# start of Input rows

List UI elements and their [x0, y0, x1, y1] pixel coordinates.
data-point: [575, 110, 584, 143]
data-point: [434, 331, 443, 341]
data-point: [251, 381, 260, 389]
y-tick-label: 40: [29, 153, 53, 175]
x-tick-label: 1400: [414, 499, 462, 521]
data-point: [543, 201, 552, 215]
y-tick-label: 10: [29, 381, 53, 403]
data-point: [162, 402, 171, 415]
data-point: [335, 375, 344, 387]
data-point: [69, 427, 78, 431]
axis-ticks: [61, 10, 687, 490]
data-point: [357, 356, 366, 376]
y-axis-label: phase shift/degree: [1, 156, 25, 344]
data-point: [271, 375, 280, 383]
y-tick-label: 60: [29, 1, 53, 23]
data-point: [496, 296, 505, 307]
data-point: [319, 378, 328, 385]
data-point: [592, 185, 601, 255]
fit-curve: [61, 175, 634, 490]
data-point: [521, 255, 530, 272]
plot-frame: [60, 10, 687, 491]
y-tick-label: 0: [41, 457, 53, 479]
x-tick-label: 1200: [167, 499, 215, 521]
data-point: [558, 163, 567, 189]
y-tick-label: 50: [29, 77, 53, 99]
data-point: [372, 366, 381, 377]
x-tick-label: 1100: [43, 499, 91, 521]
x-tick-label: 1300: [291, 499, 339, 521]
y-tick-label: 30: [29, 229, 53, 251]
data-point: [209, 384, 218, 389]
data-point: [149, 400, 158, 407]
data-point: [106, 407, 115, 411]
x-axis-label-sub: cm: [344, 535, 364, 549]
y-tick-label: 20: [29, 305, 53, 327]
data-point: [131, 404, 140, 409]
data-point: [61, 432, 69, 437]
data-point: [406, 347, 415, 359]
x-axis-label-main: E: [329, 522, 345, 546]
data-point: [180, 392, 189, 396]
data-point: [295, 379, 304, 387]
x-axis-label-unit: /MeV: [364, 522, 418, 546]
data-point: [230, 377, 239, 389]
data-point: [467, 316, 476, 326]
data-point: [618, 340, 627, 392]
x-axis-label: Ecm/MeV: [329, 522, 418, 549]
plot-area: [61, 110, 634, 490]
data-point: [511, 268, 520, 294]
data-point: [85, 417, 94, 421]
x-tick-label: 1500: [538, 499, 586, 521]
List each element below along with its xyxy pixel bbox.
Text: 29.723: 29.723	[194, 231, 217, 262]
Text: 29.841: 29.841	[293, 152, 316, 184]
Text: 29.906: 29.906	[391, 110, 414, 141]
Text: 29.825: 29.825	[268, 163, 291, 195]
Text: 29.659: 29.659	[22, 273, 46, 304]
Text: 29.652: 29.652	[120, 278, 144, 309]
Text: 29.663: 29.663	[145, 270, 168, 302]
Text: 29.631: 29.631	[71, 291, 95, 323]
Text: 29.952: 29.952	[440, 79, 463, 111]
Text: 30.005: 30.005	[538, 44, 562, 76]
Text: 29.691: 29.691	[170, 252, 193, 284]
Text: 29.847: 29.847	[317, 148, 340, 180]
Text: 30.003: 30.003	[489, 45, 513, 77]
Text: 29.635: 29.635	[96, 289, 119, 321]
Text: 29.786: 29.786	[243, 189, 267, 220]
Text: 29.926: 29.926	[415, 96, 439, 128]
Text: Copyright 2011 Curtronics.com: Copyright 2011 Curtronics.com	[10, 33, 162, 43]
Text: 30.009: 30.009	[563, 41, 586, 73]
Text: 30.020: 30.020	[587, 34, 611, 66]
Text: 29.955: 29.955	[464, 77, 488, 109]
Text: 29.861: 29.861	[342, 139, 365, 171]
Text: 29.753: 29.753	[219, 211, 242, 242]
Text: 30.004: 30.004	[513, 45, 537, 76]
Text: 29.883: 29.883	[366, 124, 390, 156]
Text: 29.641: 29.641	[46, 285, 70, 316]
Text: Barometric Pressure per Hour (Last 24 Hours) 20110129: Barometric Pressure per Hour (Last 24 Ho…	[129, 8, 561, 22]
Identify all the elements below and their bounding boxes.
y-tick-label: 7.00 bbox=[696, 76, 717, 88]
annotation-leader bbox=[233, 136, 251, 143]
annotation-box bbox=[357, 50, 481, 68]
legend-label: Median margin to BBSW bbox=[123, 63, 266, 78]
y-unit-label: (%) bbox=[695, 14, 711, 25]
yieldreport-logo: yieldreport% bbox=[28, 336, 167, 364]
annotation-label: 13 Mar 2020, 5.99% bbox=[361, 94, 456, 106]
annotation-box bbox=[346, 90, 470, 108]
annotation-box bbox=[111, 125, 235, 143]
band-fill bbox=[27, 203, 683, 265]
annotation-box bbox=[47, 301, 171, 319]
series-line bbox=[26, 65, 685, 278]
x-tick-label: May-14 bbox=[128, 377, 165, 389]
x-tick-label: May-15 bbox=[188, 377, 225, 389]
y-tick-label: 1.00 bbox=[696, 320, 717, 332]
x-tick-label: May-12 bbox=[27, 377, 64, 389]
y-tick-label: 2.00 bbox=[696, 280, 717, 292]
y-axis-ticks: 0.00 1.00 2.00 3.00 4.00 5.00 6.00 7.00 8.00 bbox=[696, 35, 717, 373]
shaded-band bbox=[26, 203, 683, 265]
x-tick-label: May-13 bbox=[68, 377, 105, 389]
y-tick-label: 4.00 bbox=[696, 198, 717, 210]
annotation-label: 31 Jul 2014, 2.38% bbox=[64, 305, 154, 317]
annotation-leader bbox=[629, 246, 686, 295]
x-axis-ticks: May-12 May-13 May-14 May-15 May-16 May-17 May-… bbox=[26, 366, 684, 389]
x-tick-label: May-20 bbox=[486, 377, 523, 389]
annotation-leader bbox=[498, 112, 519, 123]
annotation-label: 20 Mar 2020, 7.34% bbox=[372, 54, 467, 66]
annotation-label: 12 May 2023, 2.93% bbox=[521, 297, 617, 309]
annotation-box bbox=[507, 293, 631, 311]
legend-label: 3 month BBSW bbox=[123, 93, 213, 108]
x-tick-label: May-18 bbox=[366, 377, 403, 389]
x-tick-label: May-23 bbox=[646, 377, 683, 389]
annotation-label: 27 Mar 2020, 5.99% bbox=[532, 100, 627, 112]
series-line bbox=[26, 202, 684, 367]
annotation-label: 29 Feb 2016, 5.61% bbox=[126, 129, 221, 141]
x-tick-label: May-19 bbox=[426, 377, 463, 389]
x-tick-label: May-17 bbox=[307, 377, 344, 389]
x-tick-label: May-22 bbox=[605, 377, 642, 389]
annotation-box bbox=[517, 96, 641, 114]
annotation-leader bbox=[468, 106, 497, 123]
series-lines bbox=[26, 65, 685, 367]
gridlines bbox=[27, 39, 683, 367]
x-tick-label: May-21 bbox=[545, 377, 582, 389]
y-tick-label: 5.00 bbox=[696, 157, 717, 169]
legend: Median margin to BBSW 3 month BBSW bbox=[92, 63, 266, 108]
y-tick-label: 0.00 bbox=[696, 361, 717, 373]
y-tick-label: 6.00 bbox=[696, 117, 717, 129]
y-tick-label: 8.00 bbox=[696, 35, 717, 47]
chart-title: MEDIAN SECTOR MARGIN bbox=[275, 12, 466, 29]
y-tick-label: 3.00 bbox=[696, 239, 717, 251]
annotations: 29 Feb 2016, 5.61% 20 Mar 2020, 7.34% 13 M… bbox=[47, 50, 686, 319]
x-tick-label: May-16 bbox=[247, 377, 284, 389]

# end of Input rows

# [Your goal]
Copy every one of the entries above line for line, without changing anything.

# [Full response]
List UI elements and their [x0, y0, x1, y1] pixel coordinates.
data-point: [575, 110, 584, 143]
data-point: [434, 331, 443, 341]
data-point: [251, 381, 260, 389]
y-tick-label: 40: [29, 153, 53, 175]
x-tick-label: 1400: [414, 499, 462, 521]
data-point: [543, 201, 552, 215]
y-tick-label: 10: [29, 381, 53, 403]
data-point: [162, 402, 171, 415]
data-point: [335, 375, 344, 387]
data-point: [69, 427, 78, 431]
axis-ticks: [61, 10, 687, 490]
data-point: [357, 356, 366, 376]
y-axis-label: phase shift/degree: [1, 156, 25, 344]
data-point: [271, 375, 280, 383]
y-tick-label: 60: [29, 1, 53, 23]
data-point: [496, 296, 505, 307]
data-point: [319, 378, 328, 385]
data-point: [592, 185, 601, 255]
fit-curve: [61, 175, 634, 490]
data-point: [521, 255, 530, 272]
plot-frame: [60, 10, 687, 491]
y-tick-label: 0: [41, 457, 53, 479]
x-tick-label: 1200: [167, 499, 215, 521]
data-point: [558, 163, 567, 189]
y-tick-label: 50: [29, 77, 53, 99]
data-point: [372, 366, 381, 377]
x-tick-label: 1100: [43, 499, 91, 521]
x-tick-label: 1300: [291, 499, 339, 521]
y-tick-label: 30: [29, 229, 53, 251]
data-point: [209, 384, 218, 389]
data-point: [149, 400, 158, 407]
data-point: [106, 407, 115, 411]
x-axis-label-sub: cm: [344, 535, 364, 549]
y-tick-label: 20: [29, 305, 53, 327]
data-point: [131, 404, 140, 409]
data-point: [61, 432, 69, 437]
data-point: [406, 347, 415, 359]
x-axis-label-main: E: [329, 522, 345, 546]
data-point: [180, 392, 189, 396]
data-point: [295, 379, 304, 387]
x-axis-label-unit: /MeV: [364, 522, 418, 546]
data-point: [230, 377, 239, 389]
data-point: [467, 316, 476, 326]
data-point: [618, 340, 627, 392]
x-axis-label: Ecm/MeV: [329, 522, 418, 549]
plot-area: [61, 110, 634, 490]
data-point: [511, 268, 520, 294]
data-point: [85, 417, 94, 421]
x-tick-label: 1500: [538, 499, 586, 521]
List each element below along with its xyxy pixel bbox.
Text: 29.723: 29.723	[194, 231, 217, 262]
Text: 29.841: 29.841	[293, 152, 316, 184]
Text: 29.906: 29.906	[391, 110, 414, 141]
Text: 29.825: 29.825	[268, 163, 291, 195]
Text: 29.659: 29.659	[22, 273, 46, 304]
Text: 29.652: 29.652	[120, 278, 144, 309]
Text: 29.663: 29.663	[145, 270, 168, 302]
Text: 29.631: 29.631	[71, 291, 95, 323]
Text: 29.952: 29.952	[440, 79, 463, 111]
Text: 30.005: 30.005	[538, 44, 562, 76]
Text: 29.691: 29.691	[170, 252, 193, 284]
Text: 29.847: 29.847	[317, 148, 340, 180]
Text: 30.003: 30.003	[489, 45, 513, 77]
Text: 29.635: 29.635	[96, 289, 119, 321]
Text: 29.786: 29.786	[243, 189, 267, 220]
Text: 29.926: 29.926	[415, 96, 439, 128]
Text: Copyright 2011 Curtronics.com: Copyright 2011 Curtronics.com	[10, 33, 162, 43]
Text: 30.009: 30.009	[563, 41, 586, 73]
Text: 30.020: 30.020	[587, 34, 611, 66]
Text: 29.955: 29.955	[464, 77, 488, 109]
Text: 29.861: 29.861	[342, 139, 365, 171]
Text: 29.753: 29.753	[219, 211, 242, 242]
Text: 30.004: 30.004	[513, 45, 537, 76]
Text: 29.883: 29.883	[366, 124, 390, 156]
Text: 29.641: 29.641	[46, 285, 70, 316]
Text: Barometric Pressure per Hour (Last 24 Hours) 20110129: Barometric Pressure per Hour (Last 24 Ho…	[129, 8, 561, 22]
Identify all the elements below and their bounding boxes.
y-tick-label: 7.00 bbox=[696, 76, 717, 88]
annotation-leader bbox=[233, 136, 251, 143]
annotation-box bbox=[357, 50, 481, 68]
legend-label: Median margin to BBSW bbox=[123, 63, 266, 78]
y-unit-label: (%) bbox=[695, 14, 711, 25]
yieldreport-logo: yieldreport% bbox=[28, 336, 167, 364]
annotation-label: 13 Mar 2020, 5.99% bbox=[361, 94, 456, 106]
annotation-box bbox=[346, 90, 470, 108]
annotation-box bbox=[111, 125, 235, 143]
band-fill bbox=[27, 203, 683, 265]
annotation-box bbox=[47, 301, 171, 319]
series-line bbox=[26, 65, 685, 278]
x-tick-label: May-14 bbox=[128, 377, 165, 389]
x-tick-label: May-15 bbox=[188, 377, 225, 389]
y-tick-label: 1.00 bbox=[696, 320, 717, 332]
x-tick-label: May-12 bbox=[27, 377, 64, 389]
y-tick-label: 2.00 bbox=[696, 280, 717, 292]
y-axis-ticks: 0.00 1.00 2.00 3.00 4.00 5.00 6.00 7.00 8.00 bbox=[696, 35, 717, 373]
shaded-band bbox=[26, 203, 683, 265]
x-tick-label: May-13 bbox=[68, 377, 105, 389]
y-tick-label: 4.00 bbox=[696, 198, 717, 210]
annotation-label: 31 Jul 2014, 2.38% bbox=[64, 305, 154, 317]
annotation-leader bbox=[629, 246, 686, 295]
x-axis-ticks: May-12 May-13 May-14 May-15 May-16 May-17 May-… bbox=[26, 366, 684, 389]
x-tick-label: May-20 bbox=[486, 377, 523, 389]
annotation-leader bbox=[498, 112, 519, 123]
annotation-label: 20 Mar 2020, 7.34% bbox=[372, 54, 467, 66]
annotation-label: 12 May 2023, 2.93% bbox=[521, 297, 617, 309]
annotation-box bbox=[507, 293, 631, 311]
legend-label: 3 month BBSW bbox=[123, 93, 213, 108]
x-tick-label: May-18 bbox=[366, 377, 403, 389]
x-tick-label: May-23 bbox=[646, 377, 683, 389]
annotation-label: 27 Mar 2020, 5.99% bbox=[532, 100, 627, 112]
series-line bbox=[26, 202, 684, 367]
annotation-label: 29 Feb 2016, 5.61% bbox=[126, 129, 221, 141]
x-tick-label: May-19 bbox=[426, 377, 463, 389]
x-tick-label: May-17 bbox=[307, 377, 344, 389]
x-tick-label: May-22 bbox=[605, 377, 642, 389]
annotation-box bbox=[517, 96, 641, 114]
annotation-leader bbox=[468, 106, 497, 123]
series-lines bbox=[26, 65, 685, 367]
gridlines bbox=[27, 39, 683, 367]
x-tick-label: May-21 bbox=[545, 377, 582, 389]
y-tick-label: 5.00 bbox=[696, 157, 717, 169]
legend: Median margin to BBSW 3 month BBSW bbox=[92, 63, 266, 108]
y-tick-label: 0.00 bbox=[696, 361, 717, 373]
y-tick-label: 6.00 bbox=[696, 117, 717, 129]
y-tick-label: 8.00 bbox=[696, 35, 717, 47]
chart-title: MEDIAN SECTOR MARGIN bbox=[275, 12, 466, 29]
y-tick-label: 3.00 bbox=[696, 239, 717, 251]
annotations: 29 Feb 2016, 5.61% 20 Mar 2020, 7.34% 13 M… bbox=[47, 50, 686, 319]
x-tick-label: May-16 bbox=[247, 377, 284, 389]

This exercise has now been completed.